- DIRECTION
Copy every line of the data in which the word "prometheus" occurs.
=== ENTRIES ===
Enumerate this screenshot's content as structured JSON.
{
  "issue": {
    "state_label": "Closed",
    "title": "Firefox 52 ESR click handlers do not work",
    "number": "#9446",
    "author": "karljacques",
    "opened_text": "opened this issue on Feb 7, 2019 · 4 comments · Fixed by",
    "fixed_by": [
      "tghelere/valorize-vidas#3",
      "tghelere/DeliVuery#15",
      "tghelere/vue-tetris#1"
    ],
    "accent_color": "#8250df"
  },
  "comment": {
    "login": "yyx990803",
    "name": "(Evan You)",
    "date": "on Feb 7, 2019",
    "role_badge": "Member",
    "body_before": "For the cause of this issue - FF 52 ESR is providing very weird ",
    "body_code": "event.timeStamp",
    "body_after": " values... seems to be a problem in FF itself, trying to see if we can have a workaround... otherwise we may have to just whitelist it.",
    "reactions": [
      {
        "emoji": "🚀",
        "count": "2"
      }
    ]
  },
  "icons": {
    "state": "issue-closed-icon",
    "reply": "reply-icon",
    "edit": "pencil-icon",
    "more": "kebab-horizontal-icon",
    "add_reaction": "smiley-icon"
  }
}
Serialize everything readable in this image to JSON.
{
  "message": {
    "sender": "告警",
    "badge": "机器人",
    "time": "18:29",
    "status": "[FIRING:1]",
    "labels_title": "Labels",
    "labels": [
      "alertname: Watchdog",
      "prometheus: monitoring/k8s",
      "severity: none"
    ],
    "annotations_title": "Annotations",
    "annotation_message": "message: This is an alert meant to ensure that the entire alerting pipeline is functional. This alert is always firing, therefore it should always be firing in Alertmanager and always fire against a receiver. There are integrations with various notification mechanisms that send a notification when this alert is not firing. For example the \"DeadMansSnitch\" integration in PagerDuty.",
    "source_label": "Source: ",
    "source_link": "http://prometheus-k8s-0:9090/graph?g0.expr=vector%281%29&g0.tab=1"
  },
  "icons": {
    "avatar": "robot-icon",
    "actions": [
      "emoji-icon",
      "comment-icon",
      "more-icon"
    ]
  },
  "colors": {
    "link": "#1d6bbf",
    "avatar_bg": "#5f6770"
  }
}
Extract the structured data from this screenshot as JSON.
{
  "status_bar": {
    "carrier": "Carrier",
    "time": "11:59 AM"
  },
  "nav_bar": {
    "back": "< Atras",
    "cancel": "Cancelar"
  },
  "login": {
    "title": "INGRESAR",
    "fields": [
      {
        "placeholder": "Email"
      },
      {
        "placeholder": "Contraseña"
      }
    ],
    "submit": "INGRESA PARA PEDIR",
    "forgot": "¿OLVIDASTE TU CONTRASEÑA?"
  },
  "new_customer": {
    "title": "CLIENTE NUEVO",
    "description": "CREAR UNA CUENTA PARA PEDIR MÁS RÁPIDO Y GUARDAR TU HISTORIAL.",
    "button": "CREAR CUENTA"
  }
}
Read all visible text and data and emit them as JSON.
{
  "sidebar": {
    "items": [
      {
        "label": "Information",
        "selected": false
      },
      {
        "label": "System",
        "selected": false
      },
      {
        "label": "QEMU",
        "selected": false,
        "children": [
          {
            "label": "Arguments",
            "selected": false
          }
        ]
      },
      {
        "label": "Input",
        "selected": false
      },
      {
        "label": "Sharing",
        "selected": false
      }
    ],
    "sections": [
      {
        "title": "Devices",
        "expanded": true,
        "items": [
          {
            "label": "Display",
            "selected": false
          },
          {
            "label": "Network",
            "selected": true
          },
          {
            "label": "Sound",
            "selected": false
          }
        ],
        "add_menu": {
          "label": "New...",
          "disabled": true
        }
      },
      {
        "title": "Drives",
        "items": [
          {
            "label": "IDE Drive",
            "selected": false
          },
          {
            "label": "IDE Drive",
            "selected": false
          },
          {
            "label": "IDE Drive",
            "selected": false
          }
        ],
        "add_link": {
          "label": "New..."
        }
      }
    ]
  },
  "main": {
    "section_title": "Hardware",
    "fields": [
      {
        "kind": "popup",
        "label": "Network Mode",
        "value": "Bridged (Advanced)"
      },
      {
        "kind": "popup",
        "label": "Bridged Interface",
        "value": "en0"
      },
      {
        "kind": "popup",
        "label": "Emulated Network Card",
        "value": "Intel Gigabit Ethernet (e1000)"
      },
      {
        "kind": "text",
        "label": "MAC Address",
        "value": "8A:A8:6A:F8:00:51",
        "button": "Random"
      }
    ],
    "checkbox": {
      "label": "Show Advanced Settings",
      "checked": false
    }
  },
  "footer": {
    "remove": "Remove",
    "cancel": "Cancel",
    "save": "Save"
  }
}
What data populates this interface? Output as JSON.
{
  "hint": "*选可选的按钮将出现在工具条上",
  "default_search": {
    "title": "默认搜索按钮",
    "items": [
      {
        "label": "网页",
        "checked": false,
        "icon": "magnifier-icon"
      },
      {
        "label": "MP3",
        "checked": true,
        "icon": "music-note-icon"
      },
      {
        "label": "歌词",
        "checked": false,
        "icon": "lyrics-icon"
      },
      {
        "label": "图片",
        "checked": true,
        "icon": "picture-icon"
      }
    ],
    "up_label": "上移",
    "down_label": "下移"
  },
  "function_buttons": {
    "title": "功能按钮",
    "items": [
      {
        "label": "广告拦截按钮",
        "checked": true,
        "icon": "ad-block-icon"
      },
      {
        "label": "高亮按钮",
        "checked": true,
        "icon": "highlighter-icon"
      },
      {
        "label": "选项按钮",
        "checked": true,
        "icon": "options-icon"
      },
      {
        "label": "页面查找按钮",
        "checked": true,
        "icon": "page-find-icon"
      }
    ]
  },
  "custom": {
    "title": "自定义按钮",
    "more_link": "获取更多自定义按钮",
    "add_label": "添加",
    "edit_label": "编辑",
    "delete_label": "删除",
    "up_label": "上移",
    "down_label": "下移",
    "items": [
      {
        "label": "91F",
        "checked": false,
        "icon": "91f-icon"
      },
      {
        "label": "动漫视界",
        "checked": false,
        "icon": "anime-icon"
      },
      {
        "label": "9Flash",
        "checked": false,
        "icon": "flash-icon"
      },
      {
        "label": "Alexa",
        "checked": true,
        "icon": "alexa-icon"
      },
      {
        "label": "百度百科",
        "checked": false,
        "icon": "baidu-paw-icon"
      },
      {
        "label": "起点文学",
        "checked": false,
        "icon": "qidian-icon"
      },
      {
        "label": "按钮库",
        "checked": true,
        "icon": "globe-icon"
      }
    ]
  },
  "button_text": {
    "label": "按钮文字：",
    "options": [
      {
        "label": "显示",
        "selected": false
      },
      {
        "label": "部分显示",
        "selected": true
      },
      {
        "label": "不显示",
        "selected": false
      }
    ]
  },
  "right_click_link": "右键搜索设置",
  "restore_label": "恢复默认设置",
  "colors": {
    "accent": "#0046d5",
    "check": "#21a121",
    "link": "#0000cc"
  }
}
===
- OUTPUT OF THE EXERCISE
      "prometheus: monitoring/k8s",
    "source_link": "http://prometheus-k8s-0:9090/graph?g0.expr=vector%281%29&g0.tab=1"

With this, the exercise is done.